*Exercise directions:* Could you write out the crossword blog post from "Saturday, December 16, 2006" to "THEME: none (although...)", changing "savor" to "enjoy"?

## start Extracted text

Saturday, December 16, 2006

SATURDAY, Dec. 16, 2006 - King Quarfoot

Solving time: Why rush when you're doing a Quarfoot? Slow down and savor the goodness.

THEME: none (although...)

[ERROR: incorrectly transcribed the grid this morning => 64A should be OTRANTO and thus 59D should be ABA (not OTRONTO and ABO, as my posted grid claims)]

Here is how this puzzle went down. Fell asleep last night before even seeing the puzzle. So got up this morning, yoga, breakfast ... and then, hit the puzzle. 1A: Faux finish ... VENEER? No. PATINA? No. PLYWOOD? Ugh, move on. 8A: Ancient fertility goddess. I know one. Her name is ASTARTE. God I love a 7-letter gimme. ASTARTE starts to pan out. 10D: "_____ bon" (très) off the first "T" in ASTARTE forces me to change NECK TIE (18A: Father's Day gift, perhaps) to TIE-something (I had TIE RACK and TIE TACK before eventually getting TIE CLIP). Then, with just the initial "A" and the third letter "T," I nail 8D: Where to work out, maybe (at the gym), which is immediately confirmed by 33A: Composes (typesets), which crosses AT THE GYM at the "Y" (OK, I had TYPES OUT at first, but whatever). I then get 14D: Cable program with team coverage? (ESPNEWS), thereby corralling the entire NE corner in a warm ASTARTE-ESPNEWS-TYPESETS-ATTHEGYM embrace.

## end Extracted text
## start Excerpted records

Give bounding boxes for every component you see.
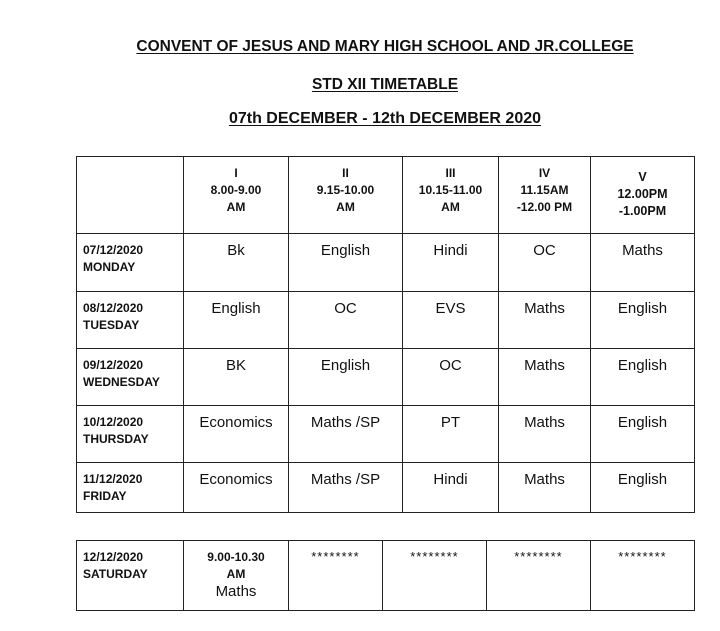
corner-cell	[77, 157, 184, 234]
subject-cell: EVS	[403, 292, 499, 349]
period-header: III 10.15-11.00 AM	[403, 157, 499, 234]
period-header: IV 11.15AM -12.00 PM	[499, 157, 591, 234]
subject-cell: OC	[499, 234, 591, 292]
table-row	[77, 463, 695, 513]
subject-cell: Maths	[499, 292, 591, 349]
subject-cell: English	[591, 463, 695, 513]
table-row	[77, 541, 695, 611]
subject-cell: Economics	[184, 406, 289, 463]
table-row	[77, 292, 695, 349]
empty-period-cell: ********	[289, 541, 383, 611]
table-row	[77, 349, 695, 406]
period-header: II 9.15-10.00 AM	[289, 157, 403, 234]
subject-cell: English	[591, 406, 695, 463]
school-name: CONVENT OF JESUS AND MARY HIGH SCHOOL AND JR.COLLEGE	[136, 38, 634, 55]
subject-label: Maths	[215, 583, 257, 600]
subject-cell: English	[289, 234, 403, 292]
timetable-title: STD XII TIMETABLE	[311, 76, 459, 93]
subject-cell: Maths	[499, 349, 591, 406]
subject-cell: English	[289, 349, 403, 406]
day-cell: 08/12/2020 TUESDAY	[77, 292, 184, 349]
subject-cell: Hindi	[403, 463, 499, 513]
day-cell: 11/12/2020 FRIDAY	[77, 463, 184, 513]
empty-period-cell: ********	[383, 541, 487, 611]
subject-cell: Economics	[184, 463, 289, 513]
subject-cell: OC	[403, 349, 499, 406]
empty-period-cell: ********	[487, 541, 591, 611]
subject-cell: OC	[289, 292, 403, 349]
saturday-table	[76, 540, 695, 611]
subject-cell: PT	[403, 406, 499, 463]
subject-cell: English	[184, 292, 289, 349]
timetable	[76, 156, 695, 513]
date-range: 07th DECEMBER - 12th DECEMBER 2020	[228, 110, 542, 127]
period-header: V 12.00PM -1.00PM	[591, 157, 695, 234]
subject-cell: Hindi	[403, 234, 499, 292]
subject-cell: BK	[184, 349, 289, 406]
header-row	[77, 157, 695, 234]
subject-cell: Maths	[499, 406, 591, 463]
subject-cell: Maths /SP	[289, 406, 403, 463]
subject-cell: Maths	[591, 234, 695, 292]
day-cell: 09/12/2020 WEDNESDAY	[77, 349, 184, 406]
period-header: I 8.00-9.00 AM	[184, 157, 289, 234]
day-cell: 10/12/2020 THURSDAY	[77, 406, 184, 463]
subject-cell: Maths	[499, 463, 591, 513]
saturday-period-cell: 9.00-10.30 AM Maths	[184, 541, 289, 611]
table-row	[77, 406, 695, 463]
day-cell: 07/12/2020 MONDAY	[77, 234, 184, 292]
subject-cell: English	[591, 292, 695, 349]
day-cell: 12/12/2020 SATURDAY	[77, 541, 184, 611]
subject-cell: English	[591, 349, 695, 406]
subject-cell: Bk	[184, 234, 289, 292]
subject-cell: Maths /SP	[289, 463, 403, 513]
table-row	[77, 234, 695, 292]
empty-period-cell: ********	[591, 541, 695, 611]
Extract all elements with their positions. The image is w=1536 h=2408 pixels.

## end Excerpted records

*Task solution:*
Saturday, December 16, 2006

SATURDAY, Dec. 16, 2006 - King Quarfoot

Solving time: Why rush when you're doing a Quarfoot? Slow down and enjoy the goodness.

THEME: none (although...)